▶ AIM
Scan the data beneath this task and copy each line that includes "Live".

▶ LISTED RECORDS

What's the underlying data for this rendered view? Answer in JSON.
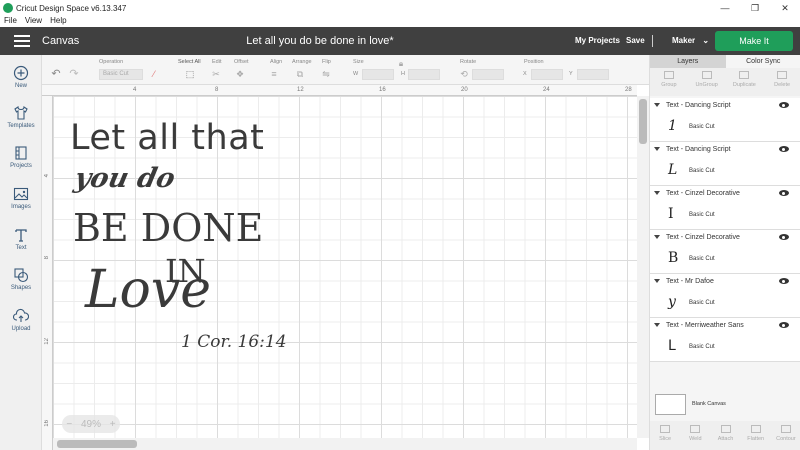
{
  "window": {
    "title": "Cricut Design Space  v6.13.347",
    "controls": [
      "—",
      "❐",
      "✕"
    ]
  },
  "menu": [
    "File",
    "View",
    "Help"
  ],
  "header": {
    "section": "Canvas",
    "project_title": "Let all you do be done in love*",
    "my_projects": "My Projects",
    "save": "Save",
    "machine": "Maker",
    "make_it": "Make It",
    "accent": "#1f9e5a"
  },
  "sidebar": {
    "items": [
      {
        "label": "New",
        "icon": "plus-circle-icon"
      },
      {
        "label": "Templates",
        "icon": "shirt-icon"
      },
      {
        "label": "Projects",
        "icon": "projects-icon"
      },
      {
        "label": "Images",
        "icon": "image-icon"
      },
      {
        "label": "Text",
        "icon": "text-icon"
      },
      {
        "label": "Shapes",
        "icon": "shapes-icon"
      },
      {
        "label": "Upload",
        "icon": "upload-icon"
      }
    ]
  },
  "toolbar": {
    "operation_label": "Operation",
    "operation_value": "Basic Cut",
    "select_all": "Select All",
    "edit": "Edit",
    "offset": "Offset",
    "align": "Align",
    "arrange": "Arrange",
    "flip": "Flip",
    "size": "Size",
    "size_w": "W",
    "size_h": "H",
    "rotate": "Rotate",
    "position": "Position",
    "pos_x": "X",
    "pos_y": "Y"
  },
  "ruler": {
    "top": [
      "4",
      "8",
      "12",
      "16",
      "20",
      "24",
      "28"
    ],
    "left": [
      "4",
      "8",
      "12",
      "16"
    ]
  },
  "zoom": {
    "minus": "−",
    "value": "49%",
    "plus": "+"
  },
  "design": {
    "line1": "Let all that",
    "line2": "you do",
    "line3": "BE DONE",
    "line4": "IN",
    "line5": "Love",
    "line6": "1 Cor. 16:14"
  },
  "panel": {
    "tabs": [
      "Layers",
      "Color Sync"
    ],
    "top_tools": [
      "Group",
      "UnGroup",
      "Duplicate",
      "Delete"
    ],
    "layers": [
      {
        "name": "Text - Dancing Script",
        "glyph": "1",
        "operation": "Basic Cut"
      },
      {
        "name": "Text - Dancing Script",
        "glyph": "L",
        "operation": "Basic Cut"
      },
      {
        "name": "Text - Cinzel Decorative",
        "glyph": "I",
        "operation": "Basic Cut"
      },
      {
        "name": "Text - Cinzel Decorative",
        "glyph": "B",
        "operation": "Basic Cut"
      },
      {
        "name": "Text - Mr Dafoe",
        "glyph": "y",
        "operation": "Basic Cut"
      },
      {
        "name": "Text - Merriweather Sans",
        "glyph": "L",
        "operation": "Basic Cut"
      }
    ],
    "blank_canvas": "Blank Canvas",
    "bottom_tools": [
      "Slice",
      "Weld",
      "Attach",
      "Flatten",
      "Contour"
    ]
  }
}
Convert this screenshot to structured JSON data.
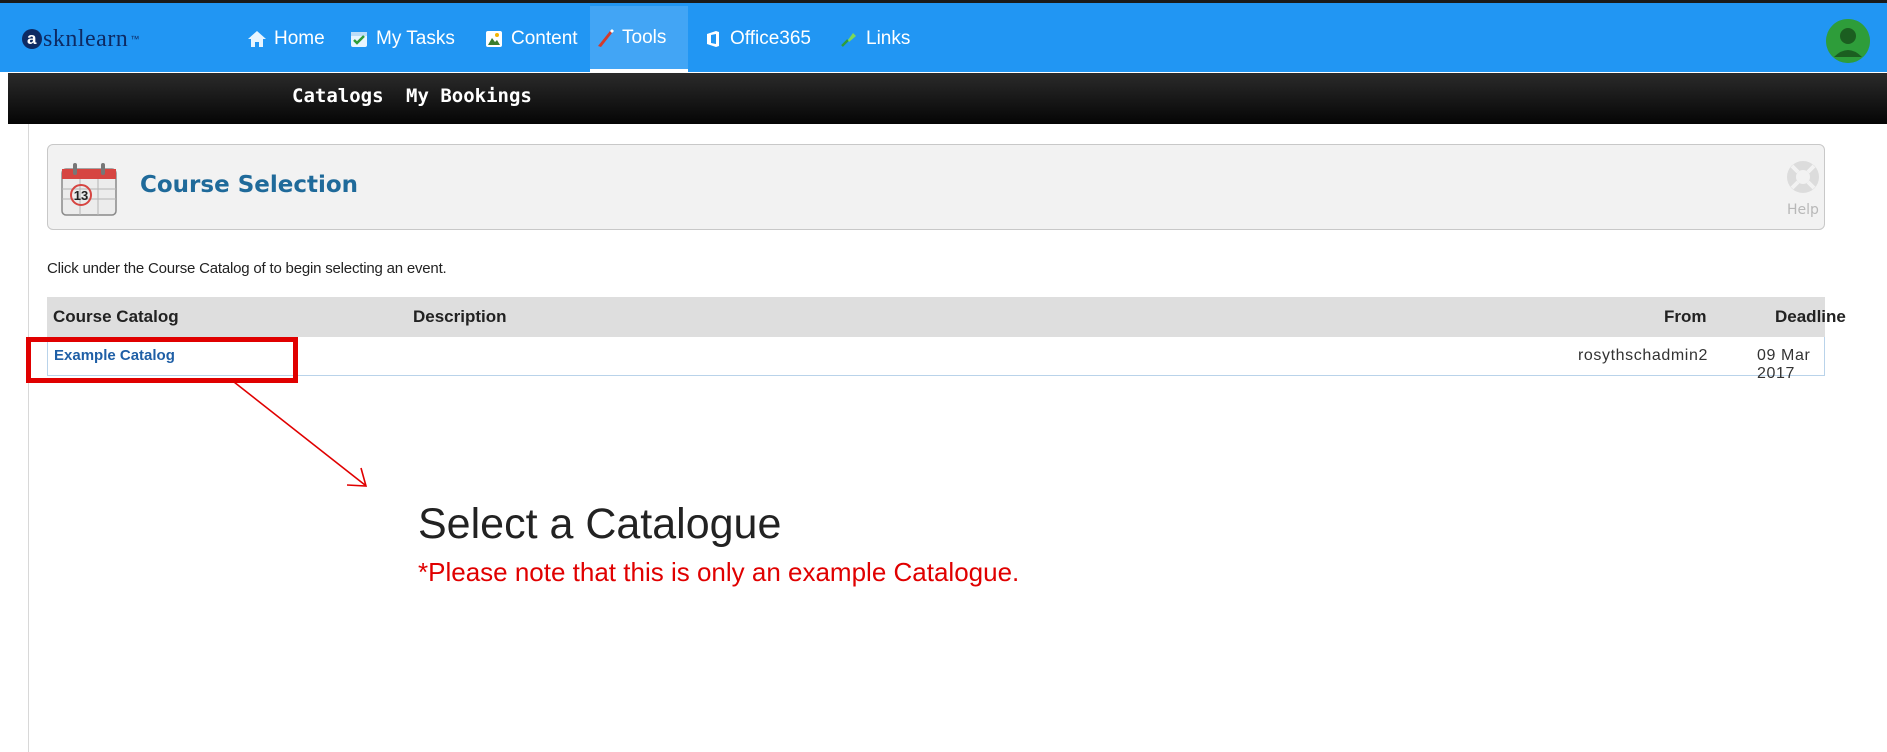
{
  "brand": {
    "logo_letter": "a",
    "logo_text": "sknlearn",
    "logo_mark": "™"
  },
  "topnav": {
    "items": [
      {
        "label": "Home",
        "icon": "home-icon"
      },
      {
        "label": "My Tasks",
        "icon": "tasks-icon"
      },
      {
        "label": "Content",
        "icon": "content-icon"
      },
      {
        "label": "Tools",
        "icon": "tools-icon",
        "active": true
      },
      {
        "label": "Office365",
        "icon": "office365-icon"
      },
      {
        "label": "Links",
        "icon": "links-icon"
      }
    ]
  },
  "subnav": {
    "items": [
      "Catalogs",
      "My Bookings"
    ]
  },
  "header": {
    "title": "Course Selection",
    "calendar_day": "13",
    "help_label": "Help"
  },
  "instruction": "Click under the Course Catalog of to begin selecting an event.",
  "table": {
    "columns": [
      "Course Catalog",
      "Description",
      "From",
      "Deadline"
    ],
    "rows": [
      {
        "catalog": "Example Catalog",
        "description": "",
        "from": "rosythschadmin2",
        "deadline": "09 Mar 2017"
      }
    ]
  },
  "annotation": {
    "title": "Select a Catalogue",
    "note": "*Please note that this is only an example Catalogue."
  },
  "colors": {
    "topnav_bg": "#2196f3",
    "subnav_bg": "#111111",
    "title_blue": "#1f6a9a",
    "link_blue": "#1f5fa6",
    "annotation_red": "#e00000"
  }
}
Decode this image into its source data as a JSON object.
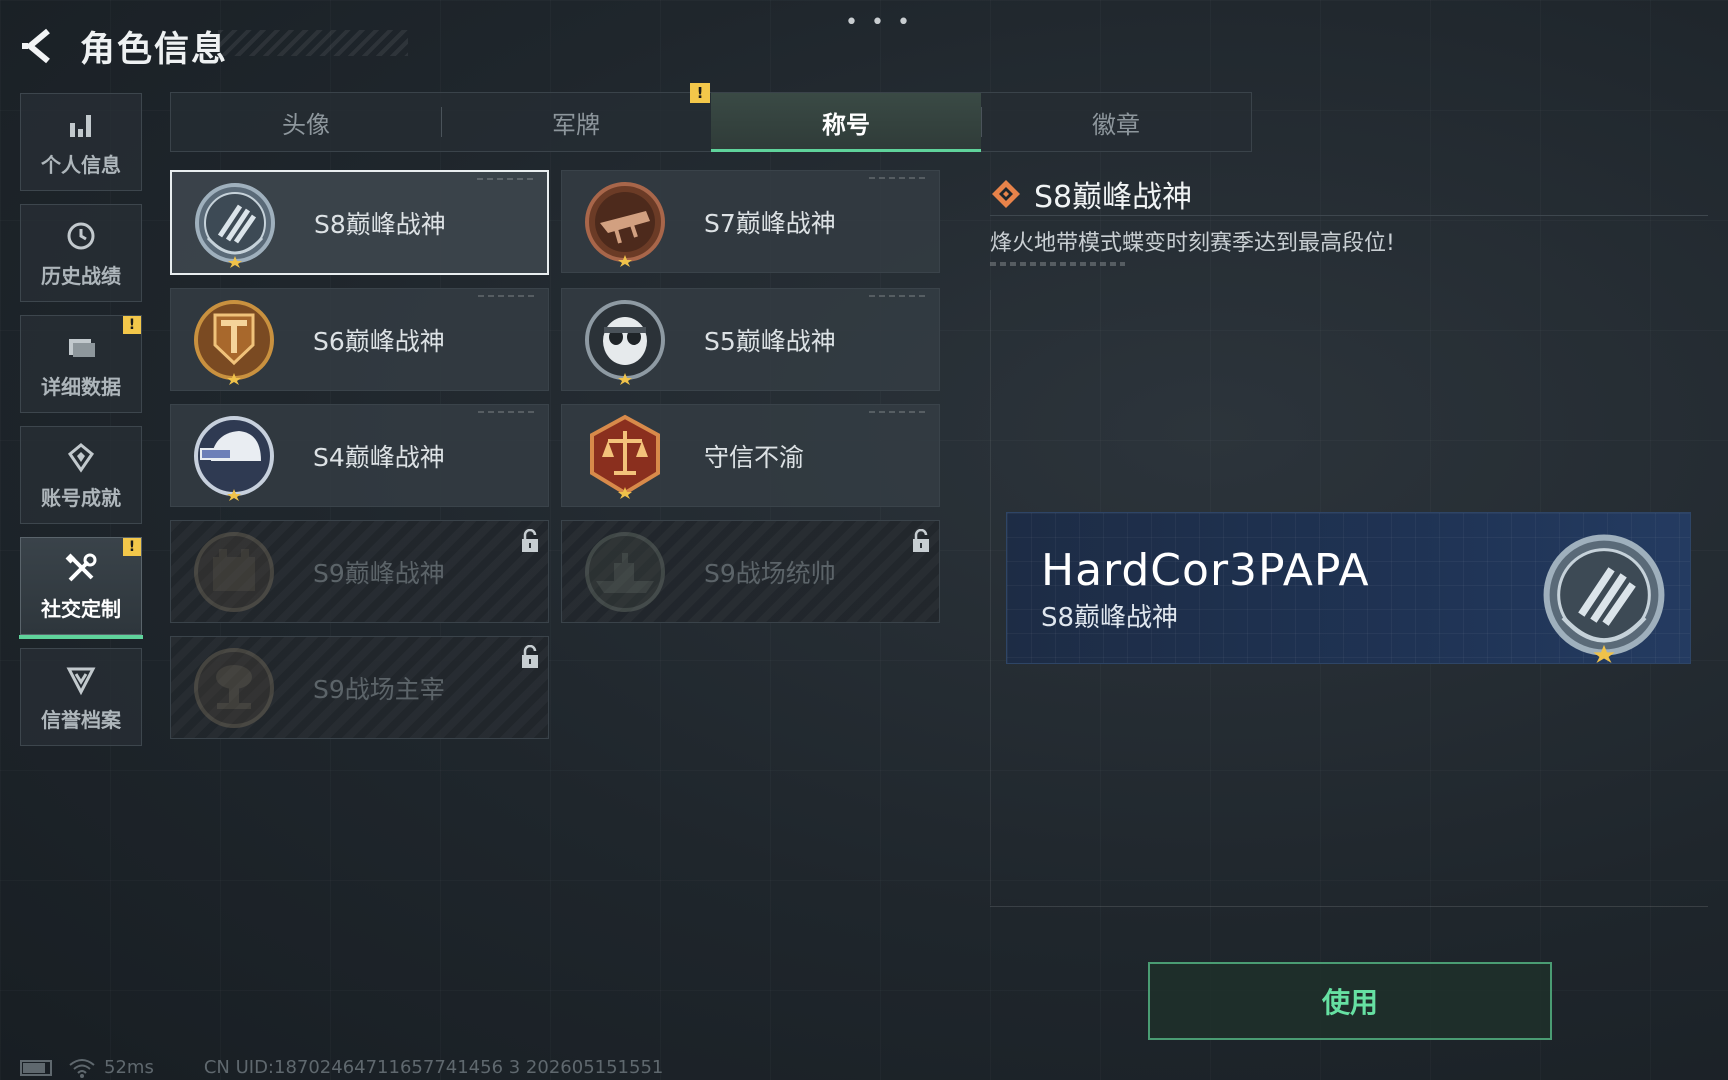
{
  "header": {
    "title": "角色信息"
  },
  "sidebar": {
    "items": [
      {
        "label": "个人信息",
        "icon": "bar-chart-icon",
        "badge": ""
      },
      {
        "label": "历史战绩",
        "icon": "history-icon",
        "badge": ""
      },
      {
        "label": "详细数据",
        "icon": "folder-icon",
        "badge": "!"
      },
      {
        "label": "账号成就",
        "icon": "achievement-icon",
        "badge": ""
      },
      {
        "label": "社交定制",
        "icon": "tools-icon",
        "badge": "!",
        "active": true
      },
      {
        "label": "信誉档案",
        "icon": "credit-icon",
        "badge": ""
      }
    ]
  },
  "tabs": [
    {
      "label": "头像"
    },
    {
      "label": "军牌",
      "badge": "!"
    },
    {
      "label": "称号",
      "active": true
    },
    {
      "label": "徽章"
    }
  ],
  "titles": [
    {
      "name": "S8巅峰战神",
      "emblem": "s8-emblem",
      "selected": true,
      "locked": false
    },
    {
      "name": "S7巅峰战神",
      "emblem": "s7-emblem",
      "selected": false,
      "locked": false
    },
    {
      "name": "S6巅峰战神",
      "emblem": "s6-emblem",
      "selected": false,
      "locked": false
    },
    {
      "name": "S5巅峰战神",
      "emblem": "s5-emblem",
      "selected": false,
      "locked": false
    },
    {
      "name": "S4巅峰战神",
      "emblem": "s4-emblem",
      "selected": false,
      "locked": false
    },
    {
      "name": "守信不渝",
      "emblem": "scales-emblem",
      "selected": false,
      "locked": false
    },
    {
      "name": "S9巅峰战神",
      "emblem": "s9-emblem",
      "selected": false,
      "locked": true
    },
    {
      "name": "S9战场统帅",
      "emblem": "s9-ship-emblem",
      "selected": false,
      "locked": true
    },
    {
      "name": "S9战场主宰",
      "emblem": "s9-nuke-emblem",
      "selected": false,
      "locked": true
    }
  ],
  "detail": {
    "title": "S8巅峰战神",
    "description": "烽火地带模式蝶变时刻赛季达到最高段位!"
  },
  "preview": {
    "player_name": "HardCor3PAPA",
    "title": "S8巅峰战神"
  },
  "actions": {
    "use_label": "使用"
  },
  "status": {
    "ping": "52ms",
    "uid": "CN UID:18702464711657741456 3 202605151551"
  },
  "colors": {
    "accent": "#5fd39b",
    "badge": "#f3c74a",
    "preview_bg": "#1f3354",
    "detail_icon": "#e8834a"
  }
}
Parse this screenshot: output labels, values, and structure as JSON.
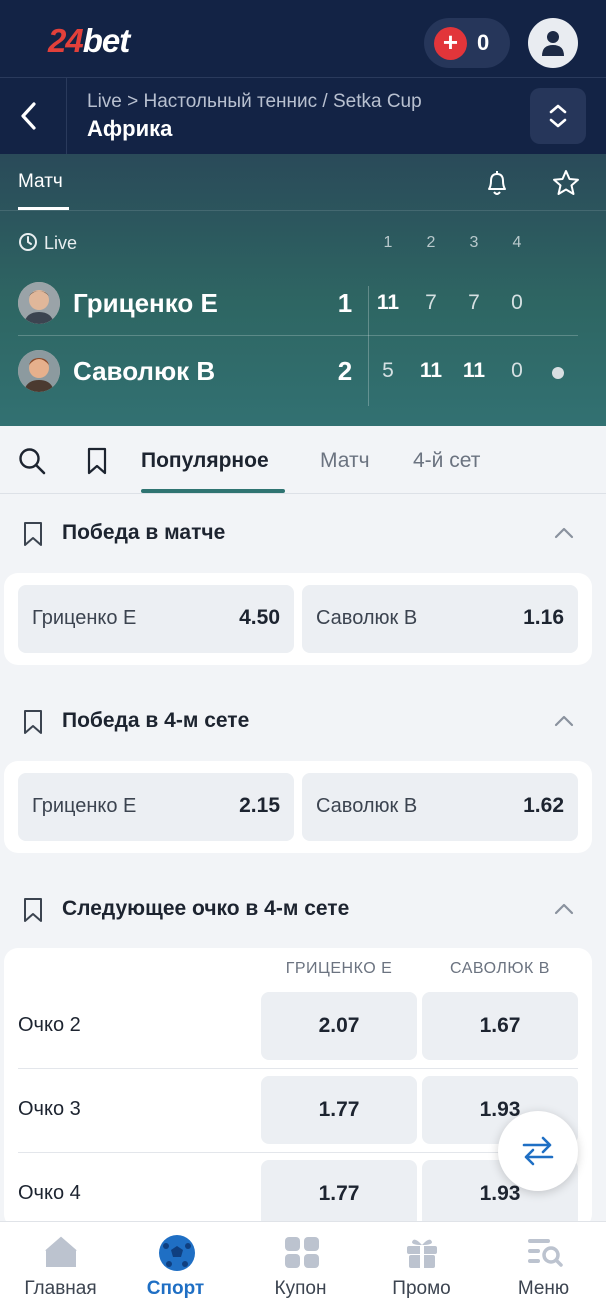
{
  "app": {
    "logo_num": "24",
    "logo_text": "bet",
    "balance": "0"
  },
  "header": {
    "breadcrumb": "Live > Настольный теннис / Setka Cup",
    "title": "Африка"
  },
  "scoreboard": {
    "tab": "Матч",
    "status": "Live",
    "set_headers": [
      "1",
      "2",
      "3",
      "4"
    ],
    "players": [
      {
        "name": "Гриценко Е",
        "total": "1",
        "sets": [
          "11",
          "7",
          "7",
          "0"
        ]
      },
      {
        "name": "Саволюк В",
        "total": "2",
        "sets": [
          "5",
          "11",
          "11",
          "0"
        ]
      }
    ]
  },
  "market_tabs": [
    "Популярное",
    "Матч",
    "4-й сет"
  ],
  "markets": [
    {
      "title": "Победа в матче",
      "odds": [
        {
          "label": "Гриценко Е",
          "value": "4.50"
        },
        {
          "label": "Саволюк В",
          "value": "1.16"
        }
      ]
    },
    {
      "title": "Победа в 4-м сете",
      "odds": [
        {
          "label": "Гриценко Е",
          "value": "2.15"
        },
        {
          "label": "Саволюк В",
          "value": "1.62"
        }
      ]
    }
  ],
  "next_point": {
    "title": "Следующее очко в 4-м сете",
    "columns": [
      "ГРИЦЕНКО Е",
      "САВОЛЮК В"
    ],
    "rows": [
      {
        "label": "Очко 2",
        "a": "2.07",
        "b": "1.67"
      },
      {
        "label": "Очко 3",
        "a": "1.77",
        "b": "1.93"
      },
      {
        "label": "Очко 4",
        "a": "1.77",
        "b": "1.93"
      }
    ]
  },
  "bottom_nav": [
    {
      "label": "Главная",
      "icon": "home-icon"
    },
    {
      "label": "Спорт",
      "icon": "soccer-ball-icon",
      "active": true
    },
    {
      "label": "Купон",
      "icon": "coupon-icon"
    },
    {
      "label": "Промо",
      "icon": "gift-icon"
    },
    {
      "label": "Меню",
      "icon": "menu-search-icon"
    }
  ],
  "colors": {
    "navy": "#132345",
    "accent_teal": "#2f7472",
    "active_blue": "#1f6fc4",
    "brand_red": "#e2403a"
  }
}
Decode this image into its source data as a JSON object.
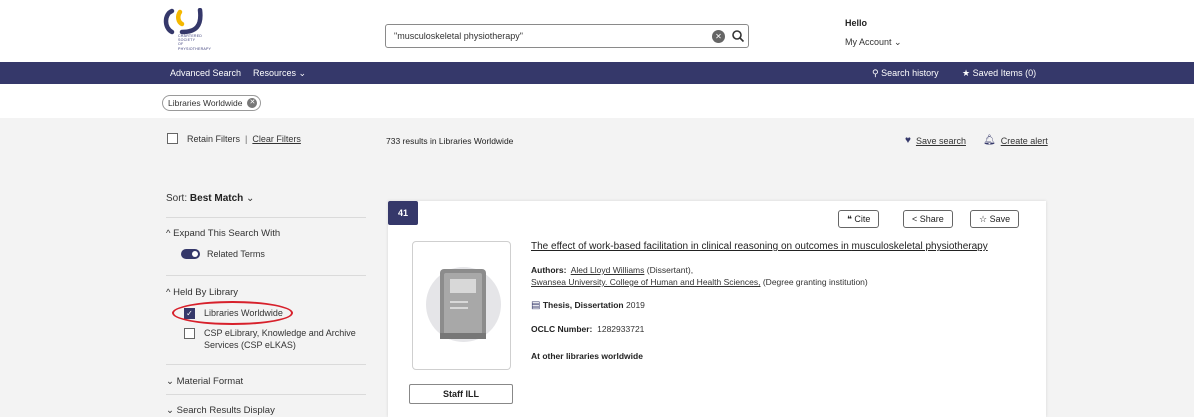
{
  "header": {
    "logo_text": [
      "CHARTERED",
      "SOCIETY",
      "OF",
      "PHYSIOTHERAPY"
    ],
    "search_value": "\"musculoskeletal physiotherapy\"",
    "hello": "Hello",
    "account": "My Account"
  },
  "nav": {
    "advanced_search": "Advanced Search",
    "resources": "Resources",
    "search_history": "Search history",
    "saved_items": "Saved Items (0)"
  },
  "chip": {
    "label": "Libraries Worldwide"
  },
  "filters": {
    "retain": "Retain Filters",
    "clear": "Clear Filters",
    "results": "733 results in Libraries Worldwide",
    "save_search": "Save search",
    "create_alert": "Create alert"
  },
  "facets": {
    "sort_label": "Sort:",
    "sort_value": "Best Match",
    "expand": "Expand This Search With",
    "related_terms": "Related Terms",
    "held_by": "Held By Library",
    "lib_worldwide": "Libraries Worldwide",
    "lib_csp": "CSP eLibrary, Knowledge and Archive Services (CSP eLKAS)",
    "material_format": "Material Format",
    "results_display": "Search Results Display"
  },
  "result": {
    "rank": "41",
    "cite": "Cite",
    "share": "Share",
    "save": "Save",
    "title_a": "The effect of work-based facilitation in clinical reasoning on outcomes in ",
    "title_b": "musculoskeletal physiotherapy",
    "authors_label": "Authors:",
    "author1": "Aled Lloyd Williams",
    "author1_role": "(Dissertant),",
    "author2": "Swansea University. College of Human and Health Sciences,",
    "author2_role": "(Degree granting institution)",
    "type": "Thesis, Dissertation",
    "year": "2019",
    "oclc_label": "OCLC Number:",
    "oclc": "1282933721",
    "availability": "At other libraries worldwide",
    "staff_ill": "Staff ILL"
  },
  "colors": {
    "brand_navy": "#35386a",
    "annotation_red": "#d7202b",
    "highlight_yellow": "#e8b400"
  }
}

▶ COMPLETE ANSWER
    "breadcrumb": "Live > Настольный теннис / Setka Cup",
    "status": "Live",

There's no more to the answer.